* Problem to solve
Write out every item below as a JSON list of strings, one string per line, leaving out any blank lines.

* Dataset
========================

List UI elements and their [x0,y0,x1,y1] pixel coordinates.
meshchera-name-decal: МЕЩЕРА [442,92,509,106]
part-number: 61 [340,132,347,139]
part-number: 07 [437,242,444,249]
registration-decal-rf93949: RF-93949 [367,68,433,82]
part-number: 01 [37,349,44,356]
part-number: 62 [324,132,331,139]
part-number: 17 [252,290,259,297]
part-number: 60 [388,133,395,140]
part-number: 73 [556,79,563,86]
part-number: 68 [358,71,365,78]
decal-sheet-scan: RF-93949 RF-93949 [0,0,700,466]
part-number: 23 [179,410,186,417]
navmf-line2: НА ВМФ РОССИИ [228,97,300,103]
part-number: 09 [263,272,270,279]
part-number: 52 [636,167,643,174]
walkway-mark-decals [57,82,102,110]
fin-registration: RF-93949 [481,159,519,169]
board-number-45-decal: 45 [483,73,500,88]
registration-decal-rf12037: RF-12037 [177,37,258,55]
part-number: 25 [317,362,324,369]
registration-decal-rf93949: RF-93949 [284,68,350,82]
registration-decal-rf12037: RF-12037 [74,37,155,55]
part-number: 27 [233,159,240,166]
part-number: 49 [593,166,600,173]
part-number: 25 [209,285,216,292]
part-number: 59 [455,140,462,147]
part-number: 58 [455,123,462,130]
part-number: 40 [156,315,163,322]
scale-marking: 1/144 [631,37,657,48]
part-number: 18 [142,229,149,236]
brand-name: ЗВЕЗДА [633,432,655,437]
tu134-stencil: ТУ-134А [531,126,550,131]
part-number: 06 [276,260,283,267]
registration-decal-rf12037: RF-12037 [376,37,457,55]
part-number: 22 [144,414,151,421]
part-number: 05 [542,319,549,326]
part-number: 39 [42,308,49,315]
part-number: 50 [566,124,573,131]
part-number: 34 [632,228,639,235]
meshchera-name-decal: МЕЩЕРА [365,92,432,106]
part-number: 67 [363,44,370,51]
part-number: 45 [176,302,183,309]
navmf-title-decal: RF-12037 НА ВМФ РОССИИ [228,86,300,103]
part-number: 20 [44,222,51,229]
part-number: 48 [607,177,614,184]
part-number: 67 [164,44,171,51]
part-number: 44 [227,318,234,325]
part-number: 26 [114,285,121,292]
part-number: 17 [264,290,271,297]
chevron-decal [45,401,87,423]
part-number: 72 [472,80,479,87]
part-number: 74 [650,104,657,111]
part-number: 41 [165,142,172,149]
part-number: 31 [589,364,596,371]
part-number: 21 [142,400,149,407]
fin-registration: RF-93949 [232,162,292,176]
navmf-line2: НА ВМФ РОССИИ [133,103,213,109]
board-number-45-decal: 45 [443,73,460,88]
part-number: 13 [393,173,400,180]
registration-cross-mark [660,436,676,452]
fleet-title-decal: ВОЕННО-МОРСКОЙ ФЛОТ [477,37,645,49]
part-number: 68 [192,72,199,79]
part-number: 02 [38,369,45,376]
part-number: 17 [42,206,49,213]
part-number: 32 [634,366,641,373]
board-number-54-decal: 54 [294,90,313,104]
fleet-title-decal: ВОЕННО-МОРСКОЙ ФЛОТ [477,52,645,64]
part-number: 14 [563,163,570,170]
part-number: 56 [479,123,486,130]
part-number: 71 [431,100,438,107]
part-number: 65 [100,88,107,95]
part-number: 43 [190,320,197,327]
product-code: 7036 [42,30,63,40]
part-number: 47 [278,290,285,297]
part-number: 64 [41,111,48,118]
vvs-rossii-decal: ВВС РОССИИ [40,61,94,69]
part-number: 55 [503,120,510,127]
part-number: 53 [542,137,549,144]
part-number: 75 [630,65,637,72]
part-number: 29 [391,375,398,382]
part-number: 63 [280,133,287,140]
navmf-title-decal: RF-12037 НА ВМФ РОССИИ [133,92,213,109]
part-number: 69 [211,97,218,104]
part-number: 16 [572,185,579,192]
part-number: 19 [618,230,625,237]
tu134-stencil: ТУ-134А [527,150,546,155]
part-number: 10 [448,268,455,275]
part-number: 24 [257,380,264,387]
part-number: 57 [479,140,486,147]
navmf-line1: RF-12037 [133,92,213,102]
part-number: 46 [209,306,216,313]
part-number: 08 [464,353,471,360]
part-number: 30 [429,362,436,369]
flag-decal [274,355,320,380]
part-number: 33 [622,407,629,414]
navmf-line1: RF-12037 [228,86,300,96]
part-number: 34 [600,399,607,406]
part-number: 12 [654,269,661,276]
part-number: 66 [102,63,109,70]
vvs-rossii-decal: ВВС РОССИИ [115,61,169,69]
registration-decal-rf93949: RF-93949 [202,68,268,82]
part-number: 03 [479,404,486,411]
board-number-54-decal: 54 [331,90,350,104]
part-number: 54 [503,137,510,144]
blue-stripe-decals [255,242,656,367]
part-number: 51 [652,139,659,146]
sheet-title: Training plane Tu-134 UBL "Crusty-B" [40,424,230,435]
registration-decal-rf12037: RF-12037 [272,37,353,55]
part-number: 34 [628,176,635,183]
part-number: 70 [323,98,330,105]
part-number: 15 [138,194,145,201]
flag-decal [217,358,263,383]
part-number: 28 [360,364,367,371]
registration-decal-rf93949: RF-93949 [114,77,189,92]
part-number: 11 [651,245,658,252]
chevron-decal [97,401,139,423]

========================

* Response for this exercise
[
  "List UI elements and their [x0,y0,x1,y1] pixel coordinates.",
  "meshchera-name-decal: МЕЩЕРА [442,92,509,106]",
  "part-number: 61 [340,132,347,139]",
  "part-number: 07 [437,242,444,249]",
  "registration-decal-rf93949: RF-93949 [367,68,433,82]",
  "part-number: 01 [37,349,44,356]",
  "part-number: 62 [324,132,331,139]",
  "part-number: 17 [252,290,259,297]",
  "part-number: 60 [388,133,395,140]",
  "part-number: 73 [556,79,563,86]",
  "part-number: 68 [358,71,365,78]",
  "decal-sheet-scan: RF-93949 RF-93949 [0,0,700,466]",
  "part-number: 23 [179,410,186,417]",
  "navmf-line2: НА ВМФ РОССИИ [228,97,300,103]",
  "part-number: 09 [263,272,270,279]",
  "part-number: 52 [636,167,643,174]",
  "walkway-mark-decals [57,82,102,110]",
  "fin-registration: RF-93949 [481,159,519,169]",
  "board-number-45-decal: 45 [483,73,500,88]",
  "registration-decal-rf12037: RF-12037 [177,37,258,55]",
  "part-number: 25 [317,362,324,369]",
  "registration-decal-rf93949: RF-93949 [284,68,350,82]",
  "registration-decal-rf12037: RF-12037 [74,37,155,55]",
  "part-number: 27 [233,159,240,166]",
  "part-number: 49 [593,166,600,173]",
  "part-number: 25 [209,285,216,292]",
  "part-number: 59 [455,140,462,147]",
  "part-number: 58 [455,123,462,130]",
  "part-number: 40 [156,315,163,322]",
  "scale-marking: 1/144 [631,37,657,48]",
  "part-number: 18 [142,229,149,236]",
  "brand-name: ЗВЕЗДА [633,432,655,437]",
  "tu134-stencil: ТУ-134А [531,126,550,131]",
  "part-number: 06 [276,260,283,267]",
  "registration-decal-rf12037: RF-12037 [376,37,457,55]",
  "part-number: 22 [144,414,151,421]",
  "part-number: 05 [542,319,549,326]",
  "part-number: 39 [42,308,49,315]",
  "part-number: 50 [566,124,573,131]",
  "part-number: 34 [632,228,639,235]",
  "meshchera-name-decal: МЕЩЕРА [365,92,432,106]",
  "part-number: 67 [363,44,370,51]",
  "part-number: 45 [176,302,183,309]",
  "navmf-title-decal: RF-12037 НА ВМФ РОССИИ [228,86,300,103]",
  "part-number: 20 [44,222,51,229]",
  "part-number: 48 [607,177,614,184]",
  "part-number: 67 [164,44,171,51]",
  "part-number: 44 [227,318,234,325]",
  "part-number: 26 [114,285,121,292]",
  "part-number: 17 [264,290,271,297]",
  "chevron-decal [45,401,87,423]",
  "part-number: 72 [472,80,479,87]",
  "part-number: 74 [650,104,657,111]",
  "part-number: 41 [165,142,172,149]",
  "part-number: 31 [589,364,596,371]",
  "part-number: 21 [142,400,149,407]",
  "fin-registration: RF-93949 [232,162,292,176]",
  "navmf-line2: НА ВМФ РОССИИ [133,103,213,109]",
  "board-number-45-decal: 45 [443,73,460,88]",
  "part-number: 13 [393,173,400,180]",
  "registration-cross-mark [660,436,676,452]",
  "fleet-title-decal: ВОЕННО-МОРСКОЙ ФЛОТ [477,37,645,49]",
  "part-number: 68 [192,72,199,79]",
  "part-number: 02 [38,369,45,376]",
  "part-number: 17 [42,206,49,213]",
  "part-number: 32 [634,366,641,373]",
  "board-number-54-decal: 54 [294,90,313,104]",
  "fleet-title-decal: ВОЕННО-МОРСКОЙ ФЛОТ [477,52,645,64]",
  "part-number: 14 [563,163,570,170]",
  "part-number: 56 [479,123,486,130]",
  "part-number: 71 [431,100,438,107]",
  "part-number: 65 [100,88,107,95]",
  "part-number: 43 [190,320,197,327]",
  "product-code: 7036 [42,30,63,40]",
  "part-number: 47 [278,290,285,297]",
  "part-number: 64 [41,111,48,118]",
  "vvs-rossii-decal: ВВС РОССИИ [40,61,94,69]",
  "part-number: 55 [503,120,510,127]",
  "part-number: 53 [542,137,549,144]",
  "part-number: 75 [630,65,637,72]",
  "part-number: 29 [391,375,398,382]",
  "part-number: 63 [280,133,287,140]",
  "navmf-title-decal: RF-12037 НА ВМФ РОССИИ [133,92,213,109]",
  "part-number: 69 [211,97,218,104]",
  "part-number: 16 [572,185,579,192]",
  "part-number: 19 [618,230,625,237]",
  "tu134-stencil: ТУ-134А [527,150,546,155]",
  "part-number: 10 [448,268,455,275]",
  "part-number: 24 [257,380,264,387]",
  "part-number: 57 [479,140,486,147]",
  "navmf-line1: RF-12037 [133,92,213,102]",
  "part-number: 46 [209,306,216,313]",
  "part-number: 08 [464,353,471,360]",
  "part-number: 30 [429,362,436,369]",
  "flag-decal [274,355,320,380]",
  "part-number: 33 [622,407,629,414]",
  "navmf-line1: RF-12037 [228,86,300,96]",
  "part-number: 34 [600,399,607,406]",
  "part-number: 12 [654,269,661,276]",
  "part-number: 66 [102,63,109,70]",
  "vvs-rossii-decal: ВВС РОССИИ [115,61,169,69]",
  "registration-decal-rf93949: RF-93949 [202,68,268,82]",
  "part-number: 03 [479,404,486,411]",
  "board-number-54-decal: 54 [331,90,350,104]",
  "part-number: 54 [503,137,510,144]",
  "blue-stripe-decals [255,242,656,367]",
  "part-number: 51 [652,139,659,146]",
  "sheet-title: Training plane Tu-134 UBL \"Crusty-B\" [40,424,230,435]",
  "registration-decal-rf12037: RF-12037 [272,37,353,55]",
  "part-number: 34 [628,176,635,183]",
  "part-number: 70 [323,98,330,105]",
  "part-number: 15 [138,194,145,201]",
  "flag-decal [217,358,263,383]",
  "part-number: 28 [360,364,367,371]",
  "registration-decal-rf93949: RF-93949 [114,77,189,92]",
  "part-number: 11 [651,245,658,252]",
  "chevron-decal [97,401,139,423]"
]